* BEGIN PROVIDED INFORMATION *

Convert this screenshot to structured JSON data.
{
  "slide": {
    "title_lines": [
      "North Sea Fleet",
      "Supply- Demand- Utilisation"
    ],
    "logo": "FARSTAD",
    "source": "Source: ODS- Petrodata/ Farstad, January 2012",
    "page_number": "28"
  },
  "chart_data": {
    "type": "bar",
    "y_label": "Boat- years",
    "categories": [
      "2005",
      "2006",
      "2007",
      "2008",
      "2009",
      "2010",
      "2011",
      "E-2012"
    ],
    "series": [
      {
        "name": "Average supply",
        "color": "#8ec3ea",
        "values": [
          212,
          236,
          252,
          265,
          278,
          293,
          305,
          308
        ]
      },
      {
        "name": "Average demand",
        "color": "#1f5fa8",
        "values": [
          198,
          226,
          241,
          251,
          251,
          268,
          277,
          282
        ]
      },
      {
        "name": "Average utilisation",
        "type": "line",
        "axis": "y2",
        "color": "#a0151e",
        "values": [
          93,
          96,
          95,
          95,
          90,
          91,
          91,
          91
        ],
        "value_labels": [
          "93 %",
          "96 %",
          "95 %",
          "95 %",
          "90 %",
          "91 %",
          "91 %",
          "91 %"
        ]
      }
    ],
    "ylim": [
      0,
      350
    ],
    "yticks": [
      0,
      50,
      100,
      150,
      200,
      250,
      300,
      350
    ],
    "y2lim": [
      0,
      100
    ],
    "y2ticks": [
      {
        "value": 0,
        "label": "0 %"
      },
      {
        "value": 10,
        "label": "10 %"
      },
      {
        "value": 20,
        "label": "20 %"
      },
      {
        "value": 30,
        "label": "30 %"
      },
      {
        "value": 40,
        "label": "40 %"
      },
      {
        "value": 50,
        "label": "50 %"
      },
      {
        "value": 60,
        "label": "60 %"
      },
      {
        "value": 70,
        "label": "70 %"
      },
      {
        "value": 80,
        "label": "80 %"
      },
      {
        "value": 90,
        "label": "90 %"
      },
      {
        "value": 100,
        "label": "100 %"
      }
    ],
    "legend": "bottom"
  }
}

* END PROVIDED INFORMATION *
* BEGIN PROVIDED INFORMATION *

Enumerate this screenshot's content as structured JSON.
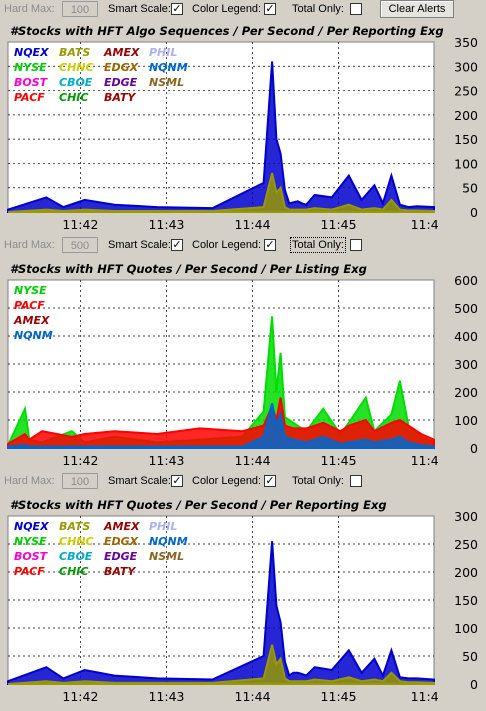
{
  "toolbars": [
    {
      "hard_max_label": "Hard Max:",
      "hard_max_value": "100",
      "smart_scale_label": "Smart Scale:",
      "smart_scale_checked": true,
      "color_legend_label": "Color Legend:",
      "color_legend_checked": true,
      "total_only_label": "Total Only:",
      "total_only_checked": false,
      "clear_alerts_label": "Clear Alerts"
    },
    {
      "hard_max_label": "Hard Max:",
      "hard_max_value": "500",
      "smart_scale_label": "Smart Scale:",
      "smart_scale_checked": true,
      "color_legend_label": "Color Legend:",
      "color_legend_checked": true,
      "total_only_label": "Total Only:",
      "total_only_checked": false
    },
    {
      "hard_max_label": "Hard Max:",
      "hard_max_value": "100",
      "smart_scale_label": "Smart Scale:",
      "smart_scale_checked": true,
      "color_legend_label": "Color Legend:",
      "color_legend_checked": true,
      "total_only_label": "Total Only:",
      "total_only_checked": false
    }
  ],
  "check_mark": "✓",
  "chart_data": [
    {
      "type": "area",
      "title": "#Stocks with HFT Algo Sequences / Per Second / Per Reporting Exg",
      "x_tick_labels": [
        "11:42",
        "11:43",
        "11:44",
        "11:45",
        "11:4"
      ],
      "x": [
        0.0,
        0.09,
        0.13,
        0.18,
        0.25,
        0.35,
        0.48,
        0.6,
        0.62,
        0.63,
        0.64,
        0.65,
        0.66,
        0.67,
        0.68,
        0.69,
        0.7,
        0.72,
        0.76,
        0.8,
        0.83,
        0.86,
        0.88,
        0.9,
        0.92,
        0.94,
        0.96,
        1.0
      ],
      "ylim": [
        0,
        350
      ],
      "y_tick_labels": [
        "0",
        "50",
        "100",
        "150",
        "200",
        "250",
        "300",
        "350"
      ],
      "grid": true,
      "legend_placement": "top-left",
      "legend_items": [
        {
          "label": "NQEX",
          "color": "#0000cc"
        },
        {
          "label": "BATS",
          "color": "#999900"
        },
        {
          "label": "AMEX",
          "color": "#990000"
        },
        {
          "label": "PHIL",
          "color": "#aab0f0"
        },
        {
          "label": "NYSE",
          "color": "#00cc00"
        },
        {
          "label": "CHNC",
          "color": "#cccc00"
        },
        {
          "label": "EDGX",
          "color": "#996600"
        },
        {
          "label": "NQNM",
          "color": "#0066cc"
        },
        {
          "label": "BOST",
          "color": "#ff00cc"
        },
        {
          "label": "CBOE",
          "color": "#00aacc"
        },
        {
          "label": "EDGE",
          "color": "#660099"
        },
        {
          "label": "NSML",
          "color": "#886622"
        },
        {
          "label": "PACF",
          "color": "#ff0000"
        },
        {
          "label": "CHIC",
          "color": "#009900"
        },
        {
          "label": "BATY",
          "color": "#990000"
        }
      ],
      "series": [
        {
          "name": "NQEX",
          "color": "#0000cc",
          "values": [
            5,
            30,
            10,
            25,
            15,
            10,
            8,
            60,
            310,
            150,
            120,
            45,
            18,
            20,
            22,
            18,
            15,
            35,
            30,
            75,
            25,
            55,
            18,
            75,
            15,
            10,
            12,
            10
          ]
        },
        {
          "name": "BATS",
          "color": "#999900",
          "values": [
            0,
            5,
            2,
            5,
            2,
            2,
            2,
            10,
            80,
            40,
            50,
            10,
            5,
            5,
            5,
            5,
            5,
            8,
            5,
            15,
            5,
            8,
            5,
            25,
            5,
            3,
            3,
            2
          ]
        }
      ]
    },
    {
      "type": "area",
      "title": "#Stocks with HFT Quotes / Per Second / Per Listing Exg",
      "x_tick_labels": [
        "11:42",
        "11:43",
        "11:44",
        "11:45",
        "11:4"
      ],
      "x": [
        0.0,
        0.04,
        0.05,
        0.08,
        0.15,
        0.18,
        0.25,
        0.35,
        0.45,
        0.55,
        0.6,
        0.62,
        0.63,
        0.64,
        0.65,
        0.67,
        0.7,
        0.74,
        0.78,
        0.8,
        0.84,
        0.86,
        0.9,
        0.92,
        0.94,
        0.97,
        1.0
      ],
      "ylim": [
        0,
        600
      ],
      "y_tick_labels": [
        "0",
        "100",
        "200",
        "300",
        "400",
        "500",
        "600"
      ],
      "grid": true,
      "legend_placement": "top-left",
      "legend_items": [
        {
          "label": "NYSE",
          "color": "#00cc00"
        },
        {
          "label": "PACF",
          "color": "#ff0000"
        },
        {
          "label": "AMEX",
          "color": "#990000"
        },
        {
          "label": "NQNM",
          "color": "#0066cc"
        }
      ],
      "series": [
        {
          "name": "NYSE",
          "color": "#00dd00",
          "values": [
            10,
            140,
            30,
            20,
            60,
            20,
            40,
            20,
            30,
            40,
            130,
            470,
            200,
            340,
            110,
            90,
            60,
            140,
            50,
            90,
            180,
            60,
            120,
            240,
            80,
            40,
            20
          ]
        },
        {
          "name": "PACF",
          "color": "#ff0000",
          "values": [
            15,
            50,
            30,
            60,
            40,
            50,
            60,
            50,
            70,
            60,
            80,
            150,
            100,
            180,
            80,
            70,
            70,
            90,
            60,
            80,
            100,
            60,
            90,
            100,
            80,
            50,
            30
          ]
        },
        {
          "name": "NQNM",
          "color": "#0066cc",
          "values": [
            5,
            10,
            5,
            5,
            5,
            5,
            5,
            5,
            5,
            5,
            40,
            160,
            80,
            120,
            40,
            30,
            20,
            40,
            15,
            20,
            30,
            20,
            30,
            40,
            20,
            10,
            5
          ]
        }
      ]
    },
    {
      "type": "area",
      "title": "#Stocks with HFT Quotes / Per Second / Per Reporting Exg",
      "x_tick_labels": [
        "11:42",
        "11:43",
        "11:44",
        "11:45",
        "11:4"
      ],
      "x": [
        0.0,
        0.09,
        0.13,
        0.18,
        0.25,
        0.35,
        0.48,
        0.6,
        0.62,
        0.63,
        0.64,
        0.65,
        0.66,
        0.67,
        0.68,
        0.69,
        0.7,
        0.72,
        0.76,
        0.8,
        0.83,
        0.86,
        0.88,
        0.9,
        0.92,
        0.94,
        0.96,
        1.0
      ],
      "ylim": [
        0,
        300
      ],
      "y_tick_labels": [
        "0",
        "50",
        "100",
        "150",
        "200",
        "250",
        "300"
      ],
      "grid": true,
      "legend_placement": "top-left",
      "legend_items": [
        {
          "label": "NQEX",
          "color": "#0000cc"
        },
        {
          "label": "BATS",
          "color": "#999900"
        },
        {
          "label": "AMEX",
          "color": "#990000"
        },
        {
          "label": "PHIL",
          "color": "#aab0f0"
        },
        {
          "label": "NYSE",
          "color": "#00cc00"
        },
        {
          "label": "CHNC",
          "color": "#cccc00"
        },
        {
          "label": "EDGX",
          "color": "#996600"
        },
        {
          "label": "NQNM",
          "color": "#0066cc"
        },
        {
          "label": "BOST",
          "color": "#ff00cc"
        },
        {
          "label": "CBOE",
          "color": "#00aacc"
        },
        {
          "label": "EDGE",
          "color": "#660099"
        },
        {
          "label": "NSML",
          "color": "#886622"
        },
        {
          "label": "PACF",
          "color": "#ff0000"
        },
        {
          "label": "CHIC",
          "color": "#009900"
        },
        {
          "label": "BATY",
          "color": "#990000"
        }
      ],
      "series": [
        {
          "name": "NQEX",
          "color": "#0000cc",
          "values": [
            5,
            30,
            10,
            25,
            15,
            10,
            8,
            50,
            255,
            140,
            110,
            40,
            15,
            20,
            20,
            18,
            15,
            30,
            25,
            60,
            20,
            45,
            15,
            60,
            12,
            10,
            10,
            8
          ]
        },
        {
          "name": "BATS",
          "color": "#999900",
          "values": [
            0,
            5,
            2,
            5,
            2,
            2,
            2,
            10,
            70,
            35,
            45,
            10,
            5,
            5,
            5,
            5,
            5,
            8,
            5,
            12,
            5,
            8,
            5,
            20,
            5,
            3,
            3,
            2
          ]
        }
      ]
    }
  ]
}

* END PROVIDED INFORMATION *

# CHALLENGE
Determine how many lines of the records above contain the word "Reporting", and report only that number.

# EXERCISE ANSWER
2